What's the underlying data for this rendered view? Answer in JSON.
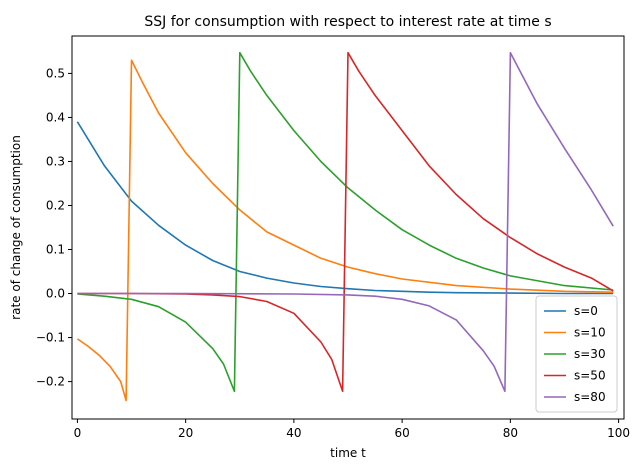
{
  "chart_data": {
    "type": "line",
    "title": "SSJ for consumption with respect to interest rate at time s",
    "xlabel": "time t",
    "ylabel": "rate of change of consumption",
    "xlim": [
      -1,
      101
    ],
    "ylim": [
      -0.285,
      0.585
    ],
    "xticks": [
      0,
      20,
      40,
      60,
      80,
      100
    ],
    "yticks": [
      -0.2,
      -0.1,
      0.0,
      0.1,
      0.2,
      0.3,
      0.4,
      0.5
    ],
    "xtick_labels": [
      "0",
      "20",
      "40",
      "60",
      "80",
      "100"
    ],
    "ytick_labels": [
      "−0.2",
      "−0.1",
      "0.0",
      "0.1",
      "0.2",
      "0.3",
      "0.4",
      "0.5"
    ],
    "grid": false,
    "legend_position": "lower-right",
    "series": [
      {
        "name": "s=0",
        "color": "#1f77b4",
        "x": [
          0,
          5,
          10,
          15,
          20,
          25,
          30,
          35,
          40,
          45,
          50,
          55,
          60,
          65,
          70,
          80,
          90,
          99
        ],
        "y": [
          0.39,
          0.29,
          0.21,
          0.155,
          0.11,
          0.075,
          0.05,
          0.035,
          0.024,
          0.016,
          0.011,
          0.007,
          0.005,
          0.003,
          0.002,
          0.001,
          0.0,
          0.0
        ]
      },
      {
        "name": "s=10",
        "color": "#ff7f0e",
        "x": [
          0,
          2,
          4,
          6,
          8,
          9,
          10,
          12,
          15,
          20,
          25,
          30,
          35,
          40,
          45,
          50,
          55,
          60,
          70,
          80,
          90,
          99
        ],
        "y": [
          -0.103,
          -0.12,
          -0.14,
          -0.165,
          -0.2,
          -0.243,
          0.53,
          0.48,
          0.41,
          0.32,
          0.25,
          0.19,
          0.14,
          0.11,
          0.08,
          0.06,
          0.045,
          0.033,
          0.018,
          0.01,
          0.005,
          0.003
        ]
      },
      {
        "name": "s=30",
        "color": "#2ca02c",
        "x": [
          0,
          5,
          10,
          15,
          20,
          25,
          27,
          29,
          30,
          32,
          35,
          40,
          45,
          50,
          55,
          60,
          65,
          70,
          75,
          80,
          90,
          99
        ],
        "y": [
          -0.001,
          -0.006,
          -0.013,
          -0.03,
          -0.065,
          -0.125,
          -0.16,
          -0.222,
          0.547,
          0.505,
          0.45,
          0.37,
          0.3,
          0.24,
          0.19,
          0.145,
          0.11,
          0.08,
          0.058,
          0.04,
          0.018,
          0.008
        ]
      },
      {
        "name": "s=50",
        "color": "#d62728",
        "x": [
          0,
          10,
          20,
          25,
          30,
          35,
          40,
          45,
          47,
          49,
          50,
          52,
          55,
          60,
          65,
          70,
          75,
          80,
          85,
          90,
          95,
          99
        ],
        "y": [
          0.0,
          0.0,
          -0.001,
          -0.003,
          -0.007,
          -0.018,
          -0.045,
          -0.11,
          -0.15,
          -0.222,
          0.547,
          0.505,
          0.45,
          0.37,
          0.29,
          0.225,
          0.17,
          0.127,
          0.09,
          0.06,
          0.035,
          0.006
        ]
      },
      {
        "name": "s=80",
        "color": "#9467bd",
        "x": [
          0,
          20,
          40,
          50,
          55,
          60,
          65,
          70,
          75,
          77,
          79,
          80,
          82,
          85,
          90,
          95,
          99
        ],
        "y": [
          0.0,
          0.0,
          -0.001,
          -0.003,
          -0.006,
          -0.013,
          -0.028,
          -0.06,
          -0.13,
          -0.165,
          -0.222,
          0.547,
          0.5,
          0.43,
          0.33,
          0.235,
          0.153
        ]
      }
    ]
  }
}
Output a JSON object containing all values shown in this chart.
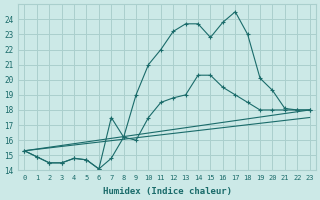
{
  "xlabel": "Humidex (Indice chaleur)",
  "background_color": "#cce9e7",
  "grid_color": "#aacfcd",
  "line_color": "#1a6b6a",
  "xlim": [
    0,
    23
  ],
  "ylim": [
    14.0,
    25.0
  ],
  "xticks": [
    0,
    1,
    2,
    3,
    4,
    5,
    6,
    7,
    8,
    9,
    10,
    11,
    12,
    13,
    14,
    15,
    16,
    17,
    18,
    19,
    20,
    21,
    22,
    23
  ],
  "yticks": [
    14,
    15,
    16,
    17,
    18,
    19,
    20,
    21,
    22,
    23,
    24
  ],
  "series": [
    {
      "x": [
        0,
        1,
        2,
        3,
        4,
        5,
        6,
        7,
        8,
        9,
        10,
        11,
        12,
        13,
        14,
        15,
        16,
        17,
        18,
        19,
        20,
        21,
        22,
        23
      ],
      "y": [
        15.3,
        14.9,
        14.5,
        14.5,
        14.8,
        14.7,
        14.1,
        14.8,
        16.2,
        19.0,
        21.0,
        22.0,
        23.2,
        23.7,
        23.7,
        22.8,
        23.8,
        24.5,
        23.0,
        20.1,
        19.3,
        18.1,
        18.0,
        18.0
      ],
      "marker": true
    },
    {
      "x": [
        0,
        1,
        2,
        3,
        4,
        5,
        6,
        7,
        8,
        9,
        10,
        11,
        12,
        13,
        14,
        15,
        16,
        17,
        18,
        19,
        20,
        21,
        22,
        23
      ],
      "y": [
        15.3,
        14.9,
        14.5,
        14.5,
        14.8,
        14.7,
        14.1,
        17.5,
        16.2,
        16.0,
        17.5,
        18.5,
        18.8,
        19.0,
        20.3,
        20.3,
        19.5,
        19.0,
        18.5,
        18.0,
        18.0,
        18.0,
        18.0,
        18.0
      ],
      "marker": true
    },
    {
      "x": [
        0,
        23
      ],
      "y": [
        15.3,
        18.0
      ],
      "marker": false
    },
    {
      "x": [
        0,
        23
      ],
      "y": [
        15.3,
        17.5
      ],
      "marker": false
    }
  ]
}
● ● ● ● ●
STATED TASK: Can you repeat every record above exactly, apart from the pictures?

TASK RESULT:
What's the underlying data for this rendered view? Answer in JSON.
{
  "chart_data": {
    "type": "line",
    "title": "SSJ for consumption with respect to interest rate at time s",
    "xlabel": "time t",
    "ylabel": "rate of change of consumption",
    "xlim": [
      -1,
      101
    ],
    "ylim": [
      -0.285,
      0.585
    ],
    "xticks": [
      0,
      20,
      40,
      60,
      80,
      100
    ],
    "yticks": [
      -0.2,
      -0.1,
      0.0,
      0.1,
      0.2,
      0.3,
      0.4,
      0.5
    ],
    "xtick_labels": [
      "0",
      "20",
      "40",
      "60",
      "80",
      "100"
    ],
    "ytick_labels": [
      "−0.2",
      "−0.1",
      "0.0",
      "0.1",
      "0.2",
      "0.3",
      "0.4",
      "0.5"
    ],
    "grid": false,
    "legend_position": "lower-right",
    "series": [
      {
        "name": "s=0",
        "color": "#1f77b4",
        "x": [
          0,
          5,
          10,
          15,
          20,
          25,
          30,
          35,
          40,
          45,
          50,
          55,
          60,
          65,
          70,
          80,
          90,
          99
        ],
        "y": [
          0.39,
          0.29,
          0.21,
          0.155,
          0.11,
          0.075,
          0.05,
          0.035,
          0.024,
          0.016,
          0.011,
          0.007,
          0.005,
          0.003,
          0.002,
          0.001,
          0.0,
          0.0
        ]
      },
      {
        "name": "s=10",
        "color": "#ff7f0e",
        "x": [
          0,
          2,
          4,
          6,
          8,
          9,
          10,
          12,
          15,
          20,
          25,
          30,
          35,
          40,
          45,
          50,
          55,
          60,
          70,
          80,
          90,
          99
        ],
        "y": [
          -0.103,
          -0.12,
          -0.14,
          -0.165,
          -0.2,
          -0.243,
          0.53,
          0.48,
          0.41,
          0.32,
          0.25,
          0.19,
          0.14,
          0.11,
          0.08,
          0.06,
          0.045,
          0.033,
          0.018,
          0.01,
          0.005,
          0.003
        ]
      },
      {
        "name": "s=30",
        "color": "#2ca02c",
        "x": [
          0,
          5,
          10,
          15,
          20,
          25,
          27,
          29,
          30,
          32,
          35,
          40,
          45,
          50,
          55,
          60,
          65,
          70,
          75,
          80,
          90,
          99
        ],
        "y": [
          -0.001,
          -0.006,
          -0.013,
          -0.03,
          -0.065,
          -0.125,
          -0.16,
          -0.222,
          0.547,
          0.505,
          0.45,
          0.37,
          0.3,
          0.24,
          0.19,
          0.145,
          0.11,
          0.08,
          0.058,
          0.04,
          0.018,
          0.008
        ]
      },
      {
        "name": "s=50",
        "color": "#d62728",
        "x": [
          0,
          10,
          20,
          25,
          30,
          35,
          40,
          45,
          47,
          49,
          50,
          52,
          55,
          60,
          65,
          70,
          75,
          80,
          85,
          90,
          95,
          99
        ],
        "y": [
          0.0,
          0.0,
          -0.001,
          -0.003,
          -0.007,
          -0.018,
          -0.045,
          -0.11,
          -0.15,
          -0.222,
          0.547,
          0.505,
          0.45,
          0.37,
          0.29,
          0.225,
          0.17,
          0.127,
          0.09,
          0.06,
          0.035,
          0.006
        ]
      },
      {
        "name": "s=80",
        "color": "#9467bd",
        "x": [
          0,
          20,
          40,
          50,
          55,
          60,
          65,
          70,
          75,
          77,
          79,
          80,
          82,
          85,
          90,
          95,
          99
        ],
        "y": [
          0.0,
          0.0,
          -0.001,
          -0.003,
          -0.006,
          -0.013,
          -0.028,
          -0.06,
          -0.13,
          -0.165,
          -0.222,
          0.547,
          0.5,
          0.43,
          0.33,
          0.235,
          0.153
        ]
      }
    ]
  }
}
Output a JSON object containing all values shown in this chart.
{
  "xlabel": "Humidex (Indice chaleur)",
  "background_color": "#cce9e7",
  "grid_color": "#aacfcd",
  "line_color": "#1a6b6a",
  "xlim": [
    0,
    23
  ],
  "ylim": [
    14.0,
    25.0
  ],
  "xticks": [
    0,
    1,
    2,
    3,
    4,
    5,
    6,
    7,
    8,
    9,
    10,
    11,
    12,
    13,
    14,
    15,
    16,
    17,
    18,
    19,
    20,
    21,
    22,
    23
  ],
  "yticks": [
    14,
    15,
    16,
    17,
    18,
    19,
    20,
    21,
    22,
    23,
    24
  ],
  "series": [
    {
      "x": [
        0,
        1,
        2,
        3,
        4,
        5,
        6,
        7,
        8,
        9,
        10,
        11,
        12,
        13,
        14,
        15,
        16,
        17,
        18,
        19,
        20,
        21,
        22,
        23
      ],
      "y": [
        15.3,
        14.9,
        14.5,
        14.5,
        14.8,
        14.7,
        14.1,
        14.8,
        16.2,
        19.0,
        21.0,
        22.0,
        23.2,
        23.7,
        23.7,
        22.8,
        23.8,
        24.5,
        23.0,
        20.1,
        19.3,
        18.1,
        18.0,
        18.0
      ],
      "marker": true
    },
    {
      "x": [
        0,
        1,
        2,
        3,
        4,
        5,
        6,
        7,
        8,
        9,
        10,
        11,
        12,
        13,
        14,
        15,
        16,
        17,
        18,
        19,
        20,
        21,
        22,
        23
      ],
      "y": [
        15.3,
        14.9,
        14.5,
        14.5,
        14.8,
        14.7,
        14.1,
        17.5,
        16.2,
        16.0,
        17.5,
        18.5,
        18.8,
        19.0,
        20.3,
        20.3,
        19.5,
        19.0,
        18.5,
        18.0,
        18.0,
        18.0,
        18.0,
        18.0
      ],
      "marker": true
    },
    {
      "x": [
        0,
        23
      ],
      "y": [
        15.3,
        18.0
      ],
      "marker": false
    },
    {
      "x": [
        0,
        23
      ],
      "y": [
        15.3,
        17.5
      ],
      "marker": false
    }
  ]
}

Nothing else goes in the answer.